— START OF Dataset records —

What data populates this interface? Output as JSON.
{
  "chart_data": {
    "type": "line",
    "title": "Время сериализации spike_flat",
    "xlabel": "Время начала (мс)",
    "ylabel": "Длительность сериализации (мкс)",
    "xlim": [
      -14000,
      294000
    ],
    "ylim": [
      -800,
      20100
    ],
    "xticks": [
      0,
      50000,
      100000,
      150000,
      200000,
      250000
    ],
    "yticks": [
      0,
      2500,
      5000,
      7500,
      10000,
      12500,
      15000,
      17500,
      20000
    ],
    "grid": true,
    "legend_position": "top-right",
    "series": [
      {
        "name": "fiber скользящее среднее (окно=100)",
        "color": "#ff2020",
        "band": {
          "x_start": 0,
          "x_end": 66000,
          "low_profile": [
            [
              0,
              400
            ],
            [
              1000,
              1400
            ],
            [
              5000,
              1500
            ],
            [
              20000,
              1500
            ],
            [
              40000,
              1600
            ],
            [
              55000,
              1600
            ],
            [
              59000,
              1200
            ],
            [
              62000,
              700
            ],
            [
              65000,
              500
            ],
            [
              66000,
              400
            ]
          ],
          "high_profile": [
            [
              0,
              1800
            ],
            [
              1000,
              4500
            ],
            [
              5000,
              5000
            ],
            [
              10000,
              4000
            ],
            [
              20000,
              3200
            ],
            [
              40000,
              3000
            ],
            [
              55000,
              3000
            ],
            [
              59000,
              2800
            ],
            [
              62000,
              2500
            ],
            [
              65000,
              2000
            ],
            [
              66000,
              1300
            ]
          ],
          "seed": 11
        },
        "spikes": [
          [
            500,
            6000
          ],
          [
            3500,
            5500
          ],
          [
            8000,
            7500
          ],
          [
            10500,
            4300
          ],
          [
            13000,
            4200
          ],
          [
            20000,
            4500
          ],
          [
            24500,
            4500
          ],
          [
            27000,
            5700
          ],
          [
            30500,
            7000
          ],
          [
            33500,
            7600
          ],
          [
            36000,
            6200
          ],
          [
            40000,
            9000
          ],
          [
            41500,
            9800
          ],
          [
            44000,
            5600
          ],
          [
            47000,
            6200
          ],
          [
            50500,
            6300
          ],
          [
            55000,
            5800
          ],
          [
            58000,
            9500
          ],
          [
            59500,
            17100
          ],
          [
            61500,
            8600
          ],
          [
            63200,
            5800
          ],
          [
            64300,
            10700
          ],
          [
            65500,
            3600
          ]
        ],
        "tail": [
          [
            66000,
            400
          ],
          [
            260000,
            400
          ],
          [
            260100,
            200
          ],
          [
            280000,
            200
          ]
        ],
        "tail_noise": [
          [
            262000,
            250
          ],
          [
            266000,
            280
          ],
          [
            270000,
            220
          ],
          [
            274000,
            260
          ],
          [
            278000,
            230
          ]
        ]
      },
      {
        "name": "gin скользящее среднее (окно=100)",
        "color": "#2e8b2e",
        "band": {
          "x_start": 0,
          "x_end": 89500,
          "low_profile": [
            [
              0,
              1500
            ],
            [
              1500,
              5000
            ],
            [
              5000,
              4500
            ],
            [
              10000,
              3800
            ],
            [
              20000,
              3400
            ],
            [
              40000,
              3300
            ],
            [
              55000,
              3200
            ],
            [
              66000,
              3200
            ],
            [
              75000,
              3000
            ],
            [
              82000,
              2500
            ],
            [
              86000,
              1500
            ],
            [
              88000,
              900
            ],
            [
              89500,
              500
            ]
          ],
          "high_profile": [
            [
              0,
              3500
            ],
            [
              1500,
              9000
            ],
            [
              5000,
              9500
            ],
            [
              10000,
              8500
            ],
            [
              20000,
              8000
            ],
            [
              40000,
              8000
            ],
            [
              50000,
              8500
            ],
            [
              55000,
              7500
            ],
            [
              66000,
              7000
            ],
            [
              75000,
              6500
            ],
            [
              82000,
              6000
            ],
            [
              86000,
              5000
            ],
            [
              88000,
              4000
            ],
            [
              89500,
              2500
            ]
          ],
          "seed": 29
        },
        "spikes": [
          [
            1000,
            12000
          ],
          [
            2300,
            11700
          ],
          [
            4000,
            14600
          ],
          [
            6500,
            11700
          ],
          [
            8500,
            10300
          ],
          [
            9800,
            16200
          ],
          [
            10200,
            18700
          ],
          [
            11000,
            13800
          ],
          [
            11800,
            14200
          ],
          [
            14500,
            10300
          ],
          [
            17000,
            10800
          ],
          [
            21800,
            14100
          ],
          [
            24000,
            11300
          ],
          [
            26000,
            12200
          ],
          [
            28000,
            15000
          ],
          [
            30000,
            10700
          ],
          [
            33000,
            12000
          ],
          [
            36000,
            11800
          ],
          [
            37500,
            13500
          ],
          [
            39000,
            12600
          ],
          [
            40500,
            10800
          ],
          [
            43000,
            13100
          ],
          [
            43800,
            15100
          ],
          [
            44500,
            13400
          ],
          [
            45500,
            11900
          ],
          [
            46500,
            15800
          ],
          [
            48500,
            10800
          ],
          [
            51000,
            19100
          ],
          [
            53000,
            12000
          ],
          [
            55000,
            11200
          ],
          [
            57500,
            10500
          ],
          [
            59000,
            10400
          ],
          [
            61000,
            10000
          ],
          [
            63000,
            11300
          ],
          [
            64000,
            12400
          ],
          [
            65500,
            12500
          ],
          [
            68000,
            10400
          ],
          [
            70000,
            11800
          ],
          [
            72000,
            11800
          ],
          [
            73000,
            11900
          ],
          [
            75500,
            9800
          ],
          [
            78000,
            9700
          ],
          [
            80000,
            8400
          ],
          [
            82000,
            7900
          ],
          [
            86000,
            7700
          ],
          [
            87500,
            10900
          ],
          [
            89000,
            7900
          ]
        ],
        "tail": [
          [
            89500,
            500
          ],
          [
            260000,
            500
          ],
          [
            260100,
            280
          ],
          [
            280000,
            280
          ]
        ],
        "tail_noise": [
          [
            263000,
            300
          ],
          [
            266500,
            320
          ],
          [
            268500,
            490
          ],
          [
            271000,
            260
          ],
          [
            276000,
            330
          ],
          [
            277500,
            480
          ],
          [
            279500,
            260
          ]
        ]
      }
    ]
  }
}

— END OF Dataset records —

## Given request:
Copy every record above exactly as it appears.

## Task output:
What data populates this interface? Output as JSON.
{
  "chart_data": {
    "type": "line",
    "title": "Время сериализации spike_flat",
    "xlabel": "Время начала (мс)",
    "ylabel": "Длительность сериализации (мкс)",
    "xlim": [
      -14000,
      294000
    ],
    "ylim": [
      -800,
      20100
    ],
    "xticks": [
      0,
      50000,
      100000,
      150000,
      200000,
      250000
    ],
    "yticks": [
      0,
      2500,
      5000,
      7500,
      10000,
      12500,
      15000,
      17500,
      20000
    ],
    "grid": true,
    "legend_position": "top-right",
    "series": [
      {
        "name": "fiber скользящее среднее (окно=100)",
        "color": "#ff2020",
        "band": {
          "x_start": 0,
          "x_end": 66000,
          "low_profile": [
            [
              0,
              400
            ],
            [
              1000,
              1400
            ],
            [
              5000,
              1500
            ],
            [
              20000,
              1500
            ],
            [
              40000,
              1600
            ],
            [
              55000,
              1600
            ],
            [
              59000,
              1200
            ],
            [
              62000,
              700
            ],
            [
              65000,
              500
            ],
            [
              66000,
              400
            ]
          ],
          "high_profile": [
            [
              0,
              1800
            ],
            [
              1000,
              4500
            ],
            [
              5000,
              5000
            ],
            [
              10000,
              4000
            ],
            [
              20000,
              3200
            ],
            [
              40000,
              3000
            ],
            [
              55000,
              3000
            ],
            [
              59000,
              2800
            ],
            [
              62000,
              2500
            ],
            [
              65000,
              2000
            ],
            [
              66000,
              1300
            ]
          ],
          "seed": 11
        },
        "spikes": [
          [
            500,
            6000
          ],
          [
            3500,
            5500
          ],
          [
            8000,
            7500
          ],
          [
            10500,
            4300
          ],
          [
            13000,
            4200
          ],
          [
            20000,
            4500
          ],
          [
            24500,
            4500
          ],
          [
            27000,
            5700
          ],
          [
            30500,
            7000
          ],
          [
            33500,
            7600
          ],
          [
            36000,
            6200
          ],
          [
            40000,
            9000
          ],
          [
            41500,
            9800
          ],
          [
            44000,
            5600
          ],
          [
            47000,
            6200
          ],
          [
            50500,
            6300
          ],
          [
            55000,
            5800
          ],
          [
            58000,
            9500
          ],
          [
            59500,
            17100
          ],
          [
            61500,
            8600
          ],
          [
            63200,
            5800
          ],
          [
            64300,
            10700
          ],
          [
            65500,
            3600
          ]
        ],
        "tail": [
          [
            66000,
            400
          ],
          [
            260000,
            400
          ],
          [
            260100,
            200
          ],
          [
            280000,
            200
          ]
        ],
        "tail_noise": [
          [
            262000,
            250
          ],
          [
            266000,
            280
          ],
          [
            270000,
            220
          ],
          [
            274000,
            260
          ],
          [
            278000,
            230
          ]
        ]
      },
      {
        "name": "gin скользящее среднее (окно=100)",
        "color": "#2e8b2e",
        "band": {
          "x_start": 0,
          "x_end": 89500,
          "low_profile": [
            [
              0,
              1500
            ],
            [
              1500,
              5000
            ],
            [
              5000,
              4500
            ],
            [
              10000,
              3800
            ],
            [
              20000,
              3400
            ],
            [
              40000,
              3300
            ],
            [
              55000,
              3200
            ],
            [
              66000,
              3200
            ],
            [
              75000,
              3000
            ],
            [
              82000,
              2500
            ],
            [
              86000,
              1500
            ],
            [
              88000,
              900
            ],
            [
              89500,
              500
            ]
          ],
          "high_profile": [
            [
              0,
              3500
            ],
            [
              1500,
              9000
            ],
            [
              5000,
              9500
            ],
            [
              10000,
              8500
            ],
            [
              20000,
              8000
            ],
            [
              40000,
              8000
            ],
            [
              50000,
              8500
            ],
            [
              55000,
              7500
            ],
            [
              66000,
              7000
            ],
            [
              75000,
              6500
            ],
            [
              82000,
              6000
            ],
            [
              86000,
              5000
            ],
            [
              88000,
              4000
            ],
            [
              89500,
              2500
            ]
          ],
          "seed": 29
        },
        "spikes": [
          [
            1000,
            12000
          ],
          [
            2300,
            11700
          ],
          [
            4000,
            14600
          ],
          [
            6500,
            11700
          ],
          [
            8500,
            10300
          ],
          [
            9800,
            16200
          ],
          [
            10200,
            18700
          ],
          [
            11000,
            13800
          ],
          [
            11800,
            14200
          ],
          [
            14500,
            10300
          ],
          [
            17000,
            10800
          ],
          [
            21800,
            14100
          ],
          [
            24000,
            11300
          ],
          [
            26000,
            12200
          ],
          [
            28000,
            15000
          ],
          [
            30000,
            10700
          ],
          [
            33000,
            12000
          ],
          [
            36000,
            11800
          ],
          [
            37500,
            13500
          ],
          [
            39000,
            12600
          ],
          [
            40500,
            10800
          ],
          [
            43000,
            13100
          ],
          [
            43800,
            15100
          ],
          [
            44500,
            13400
          ],
          [
            45500,
            11900
          ],
          [
            46500,
            15800
          ],
          [
            48500,
            10800
          ],
          [
            51000,
            19100
          ],
          [
            53000,
            12000
          ],
          [
            55000,
            11200
          ],
          [
            57500,
            10500
          ],
          [
            59000,
            10400
          ],
          [
            61000,
            10000
          ],
          [
            63000,
            11300
          ],
          [
            64000,
            12400
          ],
          [
            65500,
            12500
          ],
          [
            68000,
            10400
          ],
          [
            70000,
            11800
          ],
          [
            72000,
            11800
          ],
          [
            73000,
            11900
          ],
          [
            75500,
            9800
          ],
          [
            78000,
            9700
          ],
          [
            80000,
            8400
          ],
          [
            82000,
            7900
          ],
          [
            86000,
            7700
          ],
          [
            87500,
            10900
          ],
          [
            89000,
            7900
          ]
        ],
        "tail": [
          [
            89500,
            500
          ],
          [
            260000,
            500
          ],
          [
            260100,
            280
          ],
          [
            280000,
            280
          ]
        ],
        "tail_noise": [
          [
            263000,
            300
          ],
          [
            266500,
            320
          ],
          [
            268500,
            490
          ],
          [
            271000,
            260
          ],
          [
            276000,
            330
          ],
          [
            277500,
            480
          ],
          [
            279500,
            260
          ]
        ]
      }
    ]
  }
}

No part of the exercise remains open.